Gather up the lines with the word "role" in them.

INPUT RECORDS:
┌──

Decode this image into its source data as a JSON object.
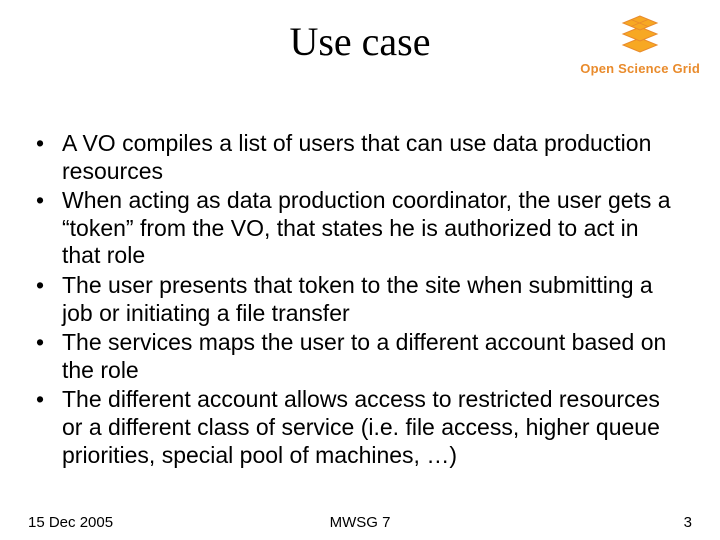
{
  "title": "Use case",
  "logo": {
    "text": "Open Science Grid",
    "icon_name": "stacked-grids-icon",
    "color": "#f7a823",
    "stroke": "#e98b2c"
  },
  "bullets": [
    "A VO compiles a list of users that can use data production resources",
    "When acting as data production coordinator, the user gets a “token” from the VO, that states he is authorized to act in that role",
    "The user presents that token to the site when submitting a job or initiating a file transfer",
    "The services maps the user to a different account based on the role",
    "The different account allows access to restricted resources or a different class of service (i.e. file access, higher queue priorities, special pool of machines, …)"
  ],
  "footer": {
    "date": "15 Dec 2005",
    "center": "MWSG 7",
    "page": "3"
  }
}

└──

EXPECTED OUTPUT:
    "When acting as data production coordinator, the user gets a “token” from the VO, that states he is authorized to act in that role",
    "The services maps the user to a different account based on the role",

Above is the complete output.